### Required task
Which lines hold the word "running"? Copy each one.
#####
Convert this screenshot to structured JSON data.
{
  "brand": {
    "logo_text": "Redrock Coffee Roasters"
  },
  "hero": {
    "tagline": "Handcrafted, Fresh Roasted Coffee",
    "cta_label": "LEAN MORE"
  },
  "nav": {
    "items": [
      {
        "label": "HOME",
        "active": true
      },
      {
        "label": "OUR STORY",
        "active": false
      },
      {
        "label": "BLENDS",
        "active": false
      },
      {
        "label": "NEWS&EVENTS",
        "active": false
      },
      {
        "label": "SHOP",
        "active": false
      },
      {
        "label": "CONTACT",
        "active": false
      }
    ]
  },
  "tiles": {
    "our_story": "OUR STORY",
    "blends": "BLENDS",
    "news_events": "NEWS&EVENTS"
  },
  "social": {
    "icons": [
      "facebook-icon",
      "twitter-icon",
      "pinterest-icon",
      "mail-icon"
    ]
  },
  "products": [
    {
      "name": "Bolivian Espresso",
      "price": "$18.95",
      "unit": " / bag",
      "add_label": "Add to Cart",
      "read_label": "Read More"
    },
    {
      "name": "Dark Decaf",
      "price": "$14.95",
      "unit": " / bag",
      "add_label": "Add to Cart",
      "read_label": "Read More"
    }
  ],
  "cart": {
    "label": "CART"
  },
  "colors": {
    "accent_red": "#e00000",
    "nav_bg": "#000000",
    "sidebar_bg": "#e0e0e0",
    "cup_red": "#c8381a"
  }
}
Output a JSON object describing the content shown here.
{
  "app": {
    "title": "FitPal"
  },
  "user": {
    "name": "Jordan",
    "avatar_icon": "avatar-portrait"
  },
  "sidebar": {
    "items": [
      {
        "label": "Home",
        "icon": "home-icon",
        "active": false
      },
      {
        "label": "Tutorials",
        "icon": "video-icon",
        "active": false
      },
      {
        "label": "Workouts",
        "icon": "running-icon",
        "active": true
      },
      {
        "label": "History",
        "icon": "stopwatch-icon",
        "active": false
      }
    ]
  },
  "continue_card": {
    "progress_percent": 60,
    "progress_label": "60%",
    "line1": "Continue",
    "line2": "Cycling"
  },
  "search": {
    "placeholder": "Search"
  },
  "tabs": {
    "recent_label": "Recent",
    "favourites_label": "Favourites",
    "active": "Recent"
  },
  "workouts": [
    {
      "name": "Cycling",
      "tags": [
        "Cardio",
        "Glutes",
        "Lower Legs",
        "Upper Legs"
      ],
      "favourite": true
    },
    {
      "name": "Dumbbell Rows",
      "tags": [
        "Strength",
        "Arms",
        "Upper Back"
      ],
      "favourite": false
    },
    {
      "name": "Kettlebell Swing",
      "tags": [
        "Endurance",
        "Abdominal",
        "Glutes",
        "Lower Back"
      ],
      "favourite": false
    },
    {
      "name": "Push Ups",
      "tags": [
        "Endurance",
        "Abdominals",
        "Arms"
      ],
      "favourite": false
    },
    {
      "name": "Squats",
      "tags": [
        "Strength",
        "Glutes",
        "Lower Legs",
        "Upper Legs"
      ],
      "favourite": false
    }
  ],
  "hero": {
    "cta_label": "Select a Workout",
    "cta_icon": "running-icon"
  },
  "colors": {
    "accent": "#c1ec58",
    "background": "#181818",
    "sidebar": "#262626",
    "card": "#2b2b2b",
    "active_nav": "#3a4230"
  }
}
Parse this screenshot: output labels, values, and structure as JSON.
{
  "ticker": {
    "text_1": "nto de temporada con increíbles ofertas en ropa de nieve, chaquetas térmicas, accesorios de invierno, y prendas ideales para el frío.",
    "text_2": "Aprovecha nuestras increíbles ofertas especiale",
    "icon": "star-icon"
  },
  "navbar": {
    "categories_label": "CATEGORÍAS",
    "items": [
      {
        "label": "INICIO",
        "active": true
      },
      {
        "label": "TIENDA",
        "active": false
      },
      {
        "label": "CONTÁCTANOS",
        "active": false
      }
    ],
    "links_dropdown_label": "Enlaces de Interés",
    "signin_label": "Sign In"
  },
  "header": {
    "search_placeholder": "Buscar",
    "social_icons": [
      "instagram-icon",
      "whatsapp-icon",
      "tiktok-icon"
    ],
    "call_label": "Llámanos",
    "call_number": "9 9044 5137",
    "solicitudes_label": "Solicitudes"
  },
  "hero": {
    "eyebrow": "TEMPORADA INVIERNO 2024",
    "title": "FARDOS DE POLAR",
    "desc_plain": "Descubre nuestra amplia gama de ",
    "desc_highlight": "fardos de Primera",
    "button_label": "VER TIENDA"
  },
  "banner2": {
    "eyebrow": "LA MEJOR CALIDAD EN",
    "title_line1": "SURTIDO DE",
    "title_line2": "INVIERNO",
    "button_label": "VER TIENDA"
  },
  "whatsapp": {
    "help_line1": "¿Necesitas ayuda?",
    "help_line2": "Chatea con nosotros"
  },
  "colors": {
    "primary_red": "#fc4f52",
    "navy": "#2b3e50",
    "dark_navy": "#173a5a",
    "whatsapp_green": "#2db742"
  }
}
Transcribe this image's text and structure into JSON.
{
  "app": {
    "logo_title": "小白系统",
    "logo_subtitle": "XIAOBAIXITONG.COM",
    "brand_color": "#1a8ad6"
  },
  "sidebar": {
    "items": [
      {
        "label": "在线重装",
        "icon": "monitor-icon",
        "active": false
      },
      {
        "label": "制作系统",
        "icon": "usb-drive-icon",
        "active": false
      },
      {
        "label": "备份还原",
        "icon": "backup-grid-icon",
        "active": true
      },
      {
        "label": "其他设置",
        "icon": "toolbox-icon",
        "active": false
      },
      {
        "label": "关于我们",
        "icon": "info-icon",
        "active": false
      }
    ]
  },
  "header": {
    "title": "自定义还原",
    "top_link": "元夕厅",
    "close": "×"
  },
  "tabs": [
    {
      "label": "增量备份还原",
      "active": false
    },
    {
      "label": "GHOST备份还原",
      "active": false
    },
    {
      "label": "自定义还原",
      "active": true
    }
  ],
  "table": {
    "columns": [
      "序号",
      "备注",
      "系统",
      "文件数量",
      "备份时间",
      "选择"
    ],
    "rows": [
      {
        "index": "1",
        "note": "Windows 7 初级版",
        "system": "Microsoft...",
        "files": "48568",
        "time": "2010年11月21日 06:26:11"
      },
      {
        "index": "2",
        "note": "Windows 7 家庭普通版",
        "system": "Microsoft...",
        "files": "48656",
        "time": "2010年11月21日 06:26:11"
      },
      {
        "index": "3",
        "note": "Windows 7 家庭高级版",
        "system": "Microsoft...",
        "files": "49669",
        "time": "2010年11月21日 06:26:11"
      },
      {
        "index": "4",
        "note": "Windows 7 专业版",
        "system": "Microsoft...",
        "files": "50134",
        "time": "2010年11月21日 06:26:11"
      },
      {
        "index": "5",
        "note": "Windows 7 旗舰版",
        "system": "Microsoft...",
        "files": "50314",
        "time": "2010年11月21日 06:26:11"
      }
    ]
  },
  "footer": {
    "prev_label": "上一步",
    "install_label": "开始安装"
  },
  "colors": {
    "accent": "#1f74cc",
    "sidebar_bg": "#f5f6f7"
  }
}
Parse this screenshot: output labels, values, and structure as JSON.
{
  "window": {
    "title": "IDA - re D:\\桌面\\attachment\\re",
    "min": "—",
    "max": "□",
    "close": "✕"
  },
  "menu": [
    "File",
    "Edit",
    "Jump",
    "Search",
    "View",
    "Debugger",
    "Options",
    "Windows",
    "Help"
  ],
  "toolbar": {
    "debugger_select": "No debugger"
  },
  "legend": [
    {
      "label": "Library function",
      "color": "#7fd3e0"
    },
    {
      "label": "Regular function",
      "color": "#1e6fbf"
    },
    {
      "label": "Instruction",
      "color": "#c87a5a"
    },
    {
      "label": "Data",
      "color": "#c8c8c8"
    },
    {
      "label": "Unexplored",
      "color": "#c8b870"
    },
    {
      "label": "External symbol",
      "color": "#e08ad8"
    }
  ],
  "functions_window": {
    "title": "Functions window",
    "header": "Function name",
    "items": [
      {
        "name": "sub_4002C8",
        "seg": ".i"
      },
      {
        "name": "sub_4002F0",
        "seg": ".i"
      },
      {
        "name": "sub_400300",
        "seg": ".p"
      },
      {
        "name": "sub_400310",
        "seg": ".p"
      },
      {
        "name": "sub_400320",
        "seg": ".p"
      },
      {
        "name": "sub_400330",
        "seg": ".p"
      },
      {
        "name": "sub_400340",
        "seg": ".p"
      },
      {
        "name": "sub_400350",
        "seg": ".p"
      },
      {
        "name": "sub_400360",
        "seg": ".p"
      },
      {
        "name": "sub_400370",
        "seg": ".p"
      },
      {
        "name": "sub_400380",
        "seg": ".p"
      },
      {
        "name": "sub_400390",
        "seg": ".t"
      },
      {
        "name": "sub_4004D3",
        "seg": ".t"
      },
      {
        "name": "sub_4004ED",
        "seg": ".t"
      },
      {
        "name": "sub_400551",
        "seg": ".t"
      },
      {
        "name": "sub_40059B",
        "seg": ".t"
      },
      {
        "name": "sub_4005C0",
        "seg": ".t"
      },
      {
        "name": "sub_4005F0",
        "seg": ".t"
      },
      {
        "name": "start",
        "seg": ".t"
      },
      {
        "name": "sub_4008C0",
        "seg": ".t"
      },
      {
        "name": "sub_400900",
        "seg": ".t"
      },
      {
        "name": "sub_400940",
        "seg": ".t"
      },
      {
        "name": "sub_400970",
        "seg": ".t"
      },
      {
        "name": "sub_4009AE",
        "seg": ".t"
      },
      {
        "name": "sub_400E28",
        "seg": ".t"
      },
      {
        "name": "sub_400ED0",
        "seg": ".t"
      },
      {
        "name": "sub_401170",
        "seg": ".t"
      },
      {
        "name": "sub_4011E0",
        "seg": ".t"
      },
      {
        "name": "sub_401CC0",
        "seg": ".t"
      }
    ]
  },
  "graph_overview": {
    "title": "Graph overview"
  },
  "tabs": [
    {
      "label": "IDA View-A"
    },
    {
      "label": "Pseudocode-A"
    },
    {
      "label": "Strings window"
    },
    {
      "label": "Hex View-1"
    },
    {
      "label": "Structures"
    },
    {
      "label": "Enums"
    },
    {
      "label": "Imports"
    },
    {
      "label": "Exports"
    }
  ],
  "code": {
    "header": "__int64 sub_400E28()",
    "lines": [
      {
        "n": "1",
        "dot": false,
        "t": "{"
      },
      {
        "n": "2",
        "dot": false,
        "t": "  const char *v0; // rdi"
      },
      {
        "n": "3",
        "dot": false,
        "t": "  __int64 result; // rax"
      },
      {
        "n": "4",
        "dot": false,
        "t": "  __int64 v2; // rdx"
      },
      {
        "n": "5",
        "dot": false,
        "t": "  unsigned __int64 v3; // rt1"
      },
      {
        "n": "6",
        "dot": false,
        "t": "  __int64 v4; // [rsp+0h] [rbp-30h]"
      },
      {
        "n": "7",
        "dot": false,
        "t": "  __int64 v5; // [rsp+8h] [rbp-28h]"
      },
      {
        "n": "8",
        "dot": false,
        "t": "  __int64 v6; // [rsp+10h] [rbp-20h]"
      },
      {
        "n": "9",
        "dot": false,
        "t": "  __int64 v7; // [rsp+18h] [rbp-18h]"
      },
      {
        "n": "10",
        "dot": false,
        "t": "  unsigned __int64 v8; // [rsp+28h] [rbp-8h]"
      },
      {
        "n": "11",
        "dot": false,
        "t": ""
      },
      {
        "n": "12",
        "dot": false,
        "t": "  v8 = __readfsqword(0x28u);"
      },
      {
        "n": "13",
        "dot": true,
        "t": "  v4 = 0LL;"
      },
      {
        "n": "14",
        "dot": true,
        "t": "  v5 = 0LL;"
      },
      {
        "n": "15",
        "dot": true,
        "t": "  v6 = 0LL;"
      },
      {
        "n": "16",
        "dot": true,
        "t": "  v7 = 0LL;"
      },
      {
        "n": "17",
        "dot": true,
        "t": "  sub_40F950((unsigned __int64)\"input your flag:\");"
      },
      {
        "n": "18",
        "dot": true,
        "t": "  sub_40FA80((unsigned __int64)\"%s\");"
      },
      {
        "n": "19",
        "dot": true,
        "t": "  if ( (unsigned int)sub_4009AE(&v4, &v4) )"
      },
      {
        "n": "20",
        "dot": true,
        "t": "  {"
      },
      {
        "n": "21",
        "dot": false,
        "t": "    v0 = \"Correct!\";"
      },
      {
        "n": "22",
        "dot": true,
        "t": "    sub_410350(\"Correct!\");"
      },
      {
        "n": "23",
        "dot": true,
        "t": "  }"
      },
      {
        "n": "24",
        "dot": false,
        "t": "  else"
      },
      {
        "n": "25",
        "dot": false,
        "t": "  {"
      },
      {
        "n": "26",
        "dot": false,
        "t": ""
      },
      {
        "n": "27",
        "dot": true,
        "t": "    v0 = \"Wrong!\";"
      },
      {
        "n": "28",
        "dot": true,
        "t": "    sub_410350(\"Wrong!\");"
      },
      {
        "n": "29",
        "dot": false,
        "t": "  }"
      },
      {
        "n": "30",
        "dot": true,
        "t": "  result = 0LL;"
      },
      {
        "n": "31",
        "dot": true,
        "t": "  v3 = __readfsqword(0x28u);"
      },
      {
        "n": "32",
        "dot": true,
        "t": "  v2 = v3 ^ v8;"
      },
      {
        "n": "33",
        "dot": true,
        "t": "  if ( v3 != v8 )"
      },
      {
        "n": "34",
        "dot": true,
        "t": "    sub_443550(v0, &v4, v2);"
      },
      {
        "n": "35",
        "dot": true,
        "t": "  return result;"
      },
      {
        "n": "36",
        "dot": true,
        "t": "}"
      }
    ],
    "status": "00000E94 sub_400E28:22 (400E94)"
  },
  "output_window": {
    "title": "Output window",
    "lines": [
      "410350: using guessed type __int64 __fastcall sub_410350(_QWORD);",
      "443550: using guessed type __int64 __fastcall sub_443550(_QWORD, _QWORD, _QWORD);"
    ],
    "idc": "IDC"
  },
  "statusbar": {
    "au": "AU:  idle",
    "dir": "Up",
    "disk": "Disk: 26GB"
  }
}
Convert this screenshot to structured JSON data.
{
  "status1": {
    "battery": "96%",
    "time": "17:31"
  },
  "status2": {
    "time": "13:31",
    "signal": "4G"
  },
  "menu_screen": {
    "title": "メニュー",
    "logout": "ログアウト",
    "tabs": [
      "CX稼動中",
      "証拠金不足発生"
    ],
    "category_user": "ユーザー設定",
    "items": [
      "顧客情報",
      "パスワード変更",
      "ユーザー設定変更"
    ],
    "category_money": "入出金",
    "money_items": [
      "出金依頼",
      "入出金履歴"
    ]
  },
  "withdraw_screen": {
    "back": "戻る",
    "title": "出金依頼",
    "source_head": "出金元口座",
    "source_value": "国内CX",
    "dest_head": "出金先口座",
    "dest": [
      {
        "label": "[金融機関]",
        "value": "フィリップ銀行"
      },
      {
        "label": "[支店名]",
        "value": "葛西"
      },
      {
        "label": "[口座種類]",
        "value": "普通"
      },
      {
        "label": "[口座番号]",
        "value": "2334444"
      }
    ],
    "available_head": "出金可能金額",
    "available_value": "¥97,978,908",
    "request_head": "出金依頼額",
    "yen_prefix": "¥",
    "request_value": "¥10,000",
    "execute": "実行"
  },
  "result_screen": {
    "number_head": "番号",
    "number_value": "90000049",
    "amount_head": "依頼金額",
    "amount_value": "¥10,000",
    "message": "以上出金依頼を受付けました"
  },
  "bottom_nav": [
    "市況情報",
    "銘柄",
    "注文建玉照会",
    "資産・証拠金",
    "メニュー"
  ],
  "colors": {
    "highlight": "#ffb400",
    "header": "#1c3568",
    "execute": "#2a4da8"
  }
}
#####
### Result
        "icon": "running-icon",
    "cta_icon": "running-icon"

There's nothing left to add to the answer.